● Exercise description
Reproduce the listing word for word, leaving every picture behind.

[Dataset records]

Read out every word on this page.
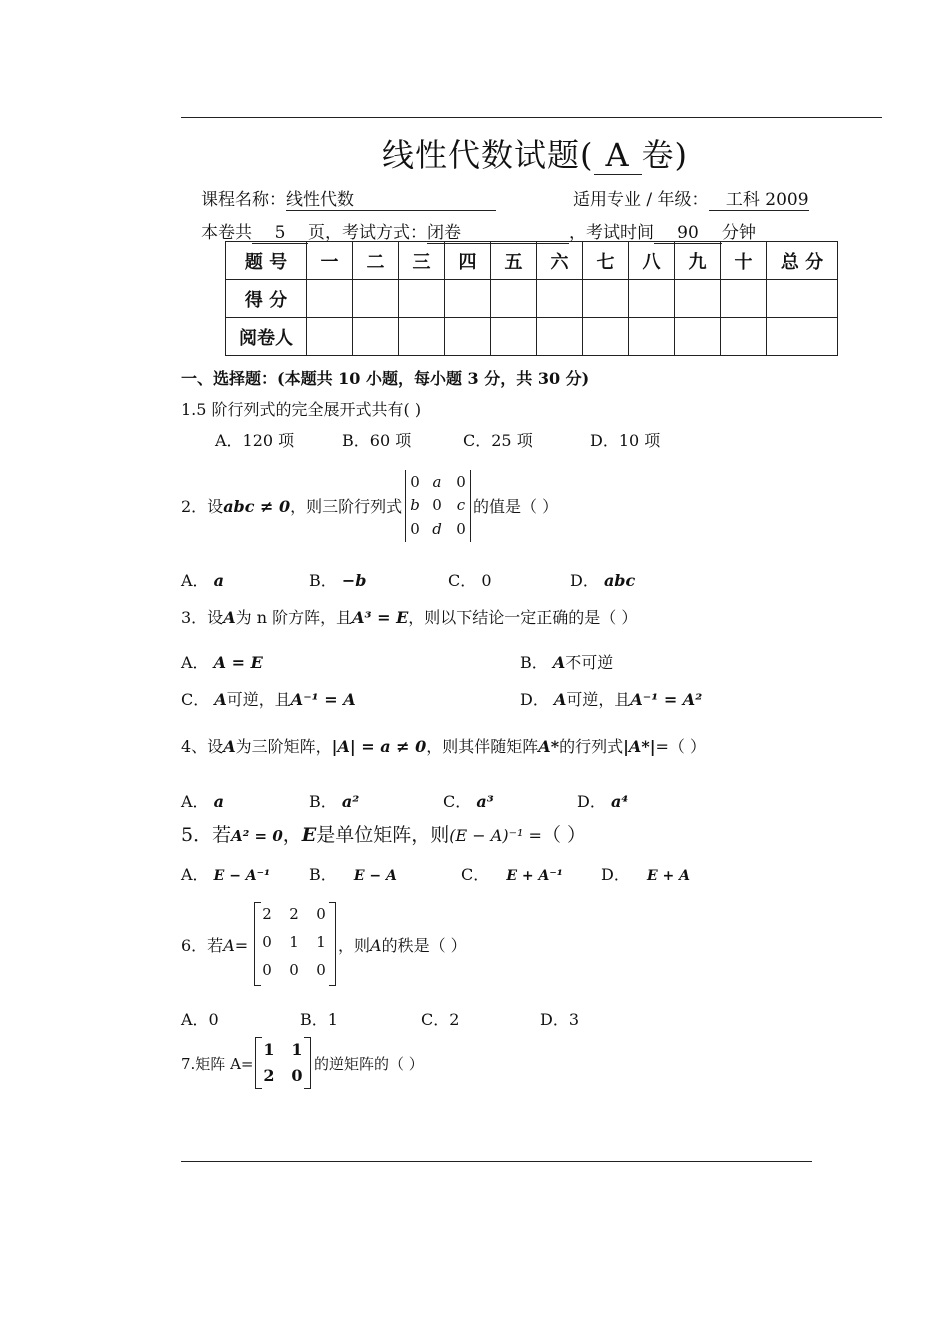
线性代数试题( A 卷)
课程名称：线性代数	适用专业 / 年级： 工科 2009
本卷共 5 页，考试方式：闭卷	，考试时间 90 分钟
题 号	一	二	三	四	五	六	七	八	九	十	总 分
得 分											
阅卷人											
一、选择题：(本题共 10 小题，每小题 3 分，共 30 分)
1.5 阶行列式的完全展开式共有( )
A．120 项	B．60 项	C．25 项	D．10 项
2．设abc ≠ 0，则三阶行列式
0 a 0
b 0	c
0 d 0
的值是（ ）
A． a	B． −b	C． 0	D． abc
3．设A为 n 阶方阵，且A³ = E，则以下结论一定正确的是（ ）
A． A = E	B． A不可逆
C． A可逆，且A⁻¹ = A	D． A可逆，且A⁻¹ = A²
4、设A为三阶矩阵，|A| = a ≠ 0，则其伴随矩阵A*的行列式|A*|=（ ）
A． a	B． a²	C． a³	D． a⁴
5．若A² = 0，E是单位矩阵，则(E − A)⁻¹ =（ ）
A． E − A⁻¹ B． E − A	C． E + A⁻¹ D． E + A
6．若A=
2 2 0
0 1 1
0 0 0
，则A的秩是（ ）
A．0	B．1	C．2	D．3
7.矩阵 A=
1 1
2 0
的逆矩阵的（ ）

● Result
Read out every word on this page.
线性代数试题( A 卷)
课程名称：线性代数	适用专业 / 年级： 工科 2009
本卷共 5 页，考试方式：闭卷	，考试时间 90 分钟
题 号	一	二	三	四	五	六	七	八	九	十	总 分
得 分											
阅卷人											
一、选择题：(本题共 10 小题，每小题 3 分，共 30 分)
1.5 阶行列式的完全展开式共有( )
A．120 项	B．60 项	C．25 项	D．10 项
2．设abc ≠ 0，则三阶行列式
0 a 0
b 0	c
0 d 0
的值是（ ）
A． a	B． −b	C． 0	D． abc
3．设A为 n 阶方阵，且A³ = E，则以下结论一定正确的是（ ）
A． A = E	B． A不可逆
C． A可逆，且A⁻¹ = A	D． A可逆，且A⁻¹ = A²
4、设A为三阶矩阵，|A| = a ≠ 0，则其伴随矩阵A*的行列式|A*|=（ ）
A． a	B． a²	C． a³	D． a⁴
5．若A² = 0，E是单位矩阵，则(E − A)⁻¹ =（ ）
A． E − A⁻¹ B． E − A	C． E + A⁻¹ D． E + A
6．若A=
2 2 0
0 1 1
0 0 0
，则A的秩是（ ）
A．0	B．1	C．2	D．3
7.矩阵 A=
1 1
2 0
的逆矩阵的（ ）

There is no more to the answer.